> _Information supplied_:
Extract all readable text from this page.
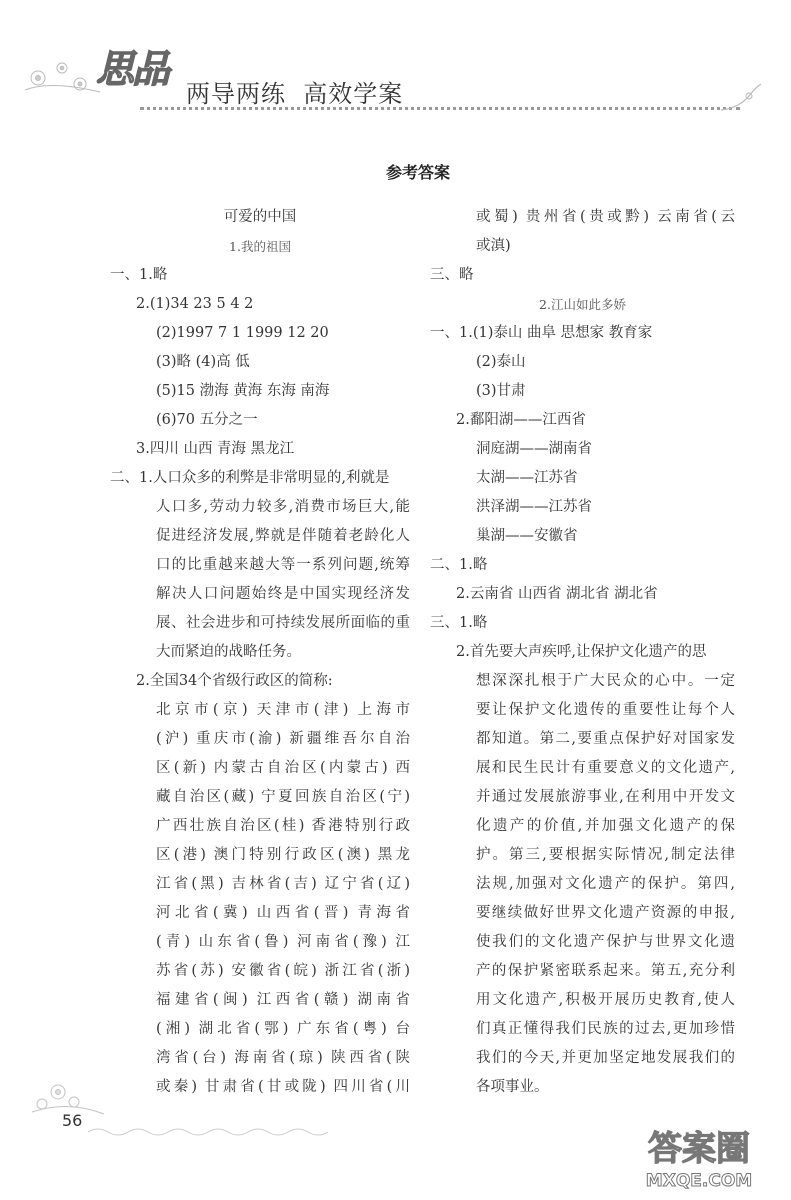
思品
两导两练  高效学案
参考答案
可爱的中国
1.我的祖国
一、1.略
2.(1)34 23 5 4 2
(2)1997 7 1 1999 12 20
(3)略 (4)高 低
(5)15 渤海 黄海 东海 南海
(6)70 五分之一
3.四川 山西 青海 黑龙江
二、1.人口众多的利弊是非常明显的,利就是
人口多,劳动力较多,消费市场巨大,能
促进经济发展,弊就是伴随着老龄化人
口的比重越来越大等一系列问题,统筹
解决人口问题始终是中国实现经济发
展、社会进步和可持续发展所面临的重
大而紧迫的战略任务。
2.全国34个省级行政区的简称:
北京市(京) 天津市(津) 上海市
(沪) 重庆市(渝) 新疆维吾尔自治
区(新) 内蒙古自治区(内蒙古) 西
藏自治区(藏) 宁夏回族自治区(宁)
广西壮族自治区(桂) 香港特别行政
区(港) 澳门特别行政区(澳) 黑龙
江省(黑) 吉林省(吉) 辽宁省(辽)
河北省(冀) 山西省(晋) 青海省
(青) 山东省(鲁) 河南省(豫) 江
苏省(苏) 安徽省(皖) 浙江省(浙)
福建省(闽) 江西省(赣) 湖南省
(湘) 湖北省(鄂) 广东省(粤) 台
湾省(台) 海南省(琼) 陕西省(陕
或秦) 甘肃省(甘或陇) 四川省(川
或蜀) 贵州省(贵或黔) 云南省(云
或滇)
三、略
2.江山如此多娇
一、1.(1)泰山 曲阜 思想家 教育家
(2)泰山
(3)甘肃
2.鄱阳湖——江西省
洞庭湖——湖南省
太湖——江苏省
洪泽湖——江苏省
巢湖——安徽省
二、1.略
2.云南省 山西省 湖北省 湖北省
三、1.略
2.首先要大声疾呼,让保护文化遗产的思
想深深扎根于广大民众的心中。一定
要让保护文化遗传的重要性让每个人
都知道。第二,要重点保护好对国家发
展和民生民计有重要意义的文化遗产,
并通过发展旅游事业,在利用中开发文
化遗产的价值,并加强文化遗产的保
护。第三,要根据实际情况,制定法律
法规,加强对文化遗产的保护。第四,
要继续做好世界文化遗产资源的申报,
使我们的文化遗产保护与世界文化遗
产的保护紧密联系起来。第五,充分利
用文化遗产,积极开展历史教育,使人
们真正懂得我们民族的过去,更加珍惜
我们的今天,并更加坚定地发展我们的
各项事业。
56
答案圈
MXQE.COM
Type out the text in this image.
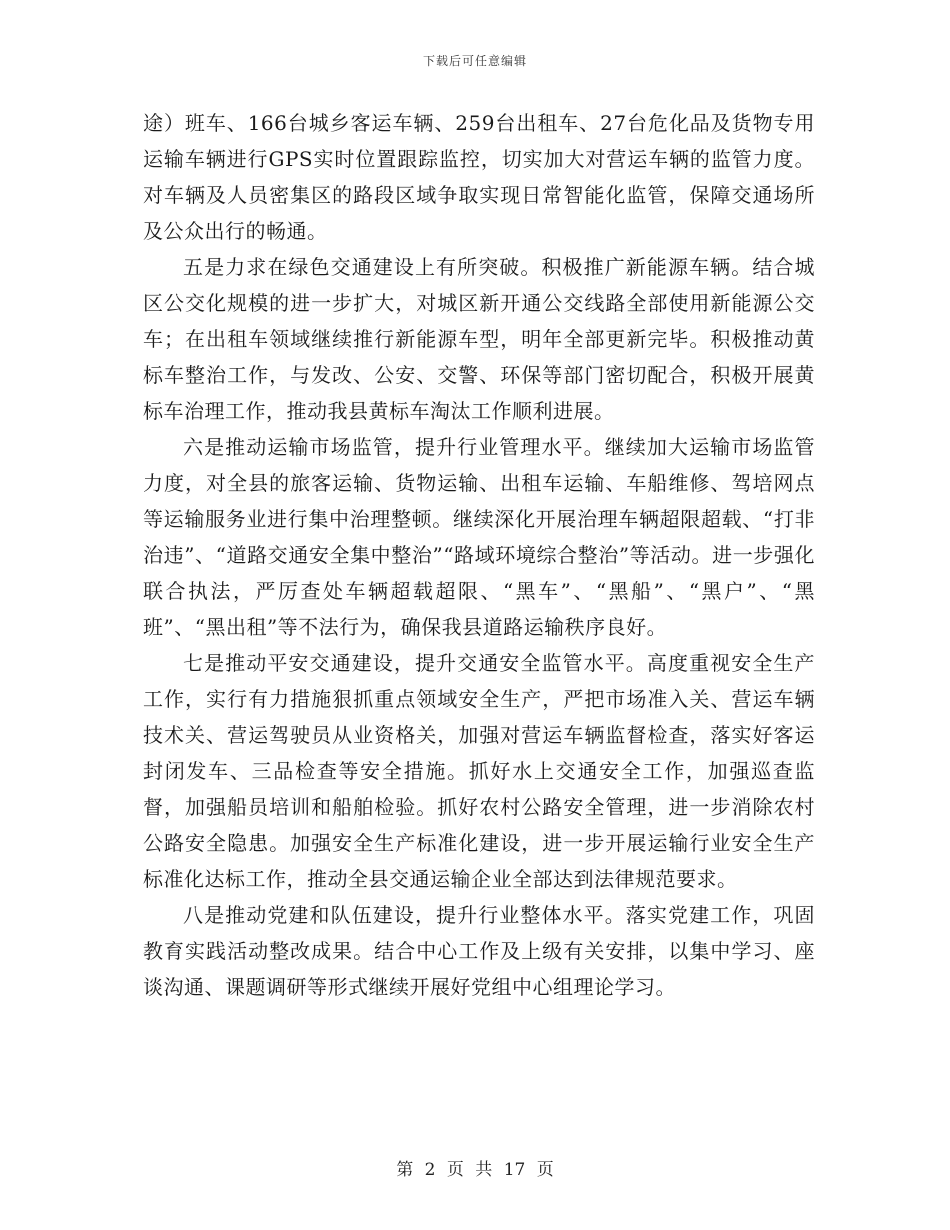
下载后可任意编辑

途）班车、166台城乡客运车辆、259台出租车、27台危化品及货物专用运输车辆进行GPS实时位置跟踪监控，切实加大对营运车辆的监管力度。对车辆及人员密集区的路段区域争取实现日常智能化监管，保障交通场所及公众出行的畅通。

五是力求在绿色交通建设上有所突破。积极推广新能源车辆。结合城区公交化规模的进一步扩大，对城区新开通公交线路全部使用新能源公交车；在出租车领域继续推行新能源车型，明年全部更新完毕。积极推动黄标车整治工作，与发改、公安、交警、环保等部门密切配合，积极开展黄标车治理工作，推动我县黄标车淘汰工作顺利进展。

六是推动运输市场监管，提升行业管理水平。继续加大运输市场监管力度，对全县的旅客运输、货物运输、出租车运输、车船维修、驾培网点等运输服务业进行集中治理整顿。继续深化开展治理车辆超限超载、“打非治违”、“道路交通安全集中整治”“路域环境综合整治”等活动。进一步强化联合执法，严厉查处车辆超载超限、“黑车”、“黑船”、“黑户”、“黑班”、“黑出租”等不法行为，确保我县道路运输秩序良好。

七是推动平安交通建设，提升交通安全监管水平。高度重视安全生产工作，实行有力措施狠抓重点领域安全生产，严把市场准入关、营运车辆技术关、营运驾驶员从业资格关，加强对营运车辆监督检查，落实好客运封闭发车、三品检查等安全措施。抓好水上交通安全工作，加强巡查监督，加强船员培训和船舶检验。抓好农村公路安全管理，进一步消除农村公路安全隐患。加强安全生产标准化建设，进一步开展运输行业安全生产标准化达标工作，推动全县交通运输企业全部达到法律规范要求。

八是推动党建和队伍建设，提升行业整体水平。落实党建工作，巩固教育实践活动整改成果。结合中心工作及上级有关安排，以集中学习、座谈沟通、课题调研等形式继续开展好党组中心组理论学习。

第 2 页 共 17 页
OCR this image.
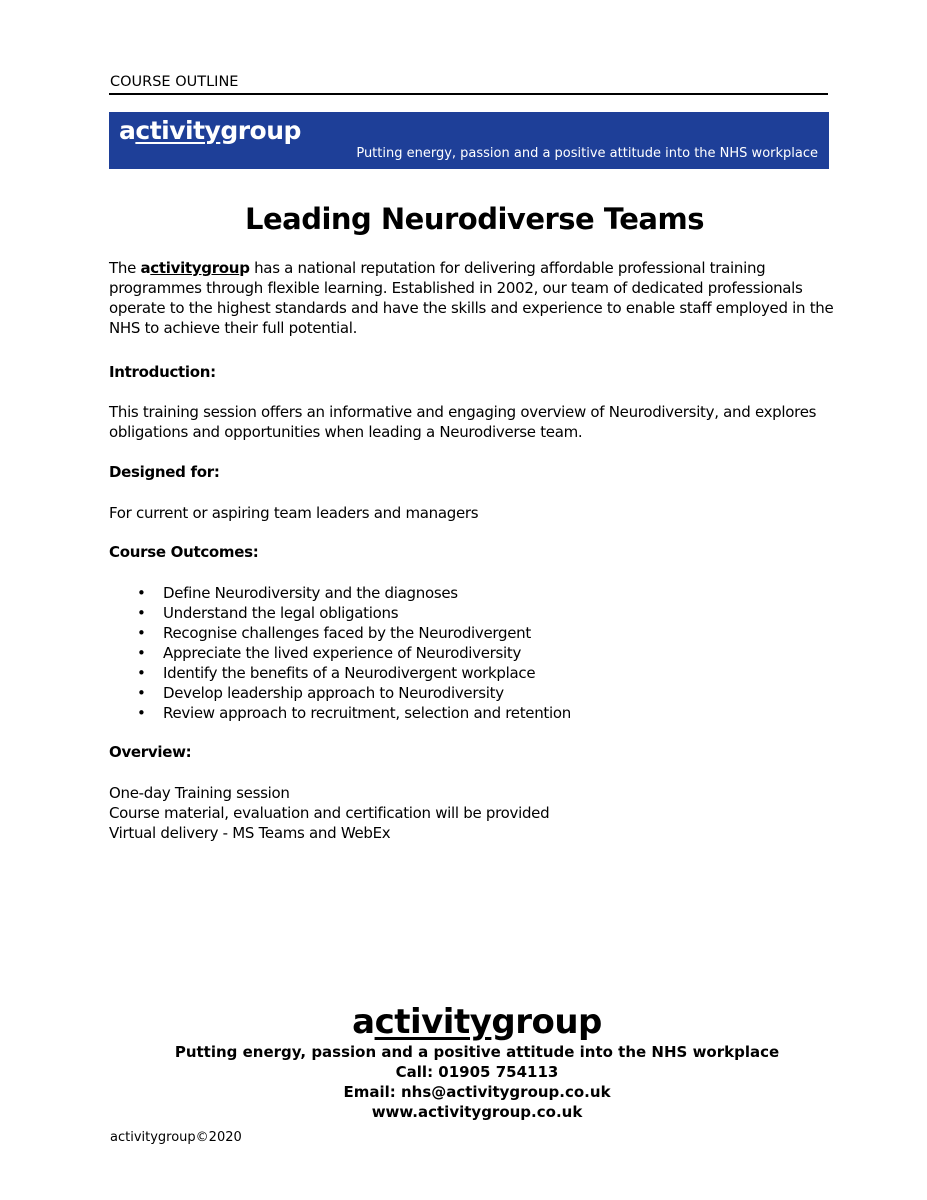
COURSE OUTLINE
activitygroup
Putting energy, passion and a positive attitude into the NHS workplace
Leading Neurodiverse Teams

The activitygroup has a national reputation for delivering affordable professional training programmes through flexible learning. Established in 2002, our team of dedicated professionals operate to the highest standards and have the skills and experience to enable staff employed in the NHS to achieve their full potential.

Introduction:
This training session offers an informative and engaging overview of Neurodiversity, and explores obligations and opportunities when leading a Neurodiverse team.
Designed for:
For current or aspiring team leaders and managers
Course Outcomes:
• Define Neurodiversity and the diagnoses
• Understand the legal obligations
• Recognise challenges faced by the Neurodivergent
• Appreciate the lived experience of Neurodiversity
• Identify the benefits of a Neurodivergent workplace
• Develop leadership approach to Neurodiversity
• Review approach to recruitment, selection and retention
Overview:

One-day Training session

Course material, evaluation and certification will be provided

Virtual delivery - MS Teams and WebEx

activitygroup
Putting energy, passion and a positive attitude into the NHS workplace
Call: 01905 754113
Email: nhs@activitygroup.co.uk
www.activitygroup.co.uk
activitygroup©2020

> _Task details_: In the records above, locate each line with the word "activitygroup". Copy all such lines.

> _Correct answer_:
activitygroup
The activitygroup has a national reputation for delivering affordable professional training programmes through flexible learning. Established in 2002, our team of dedicated professionals operate to the highest standards and have the skills and experience to enable staff employed in the NHS to achieve their full potential.
activitygroup
Email: nhs@activitygroup.co.uk
www.activitygroup.co.uk
activitygroup©2020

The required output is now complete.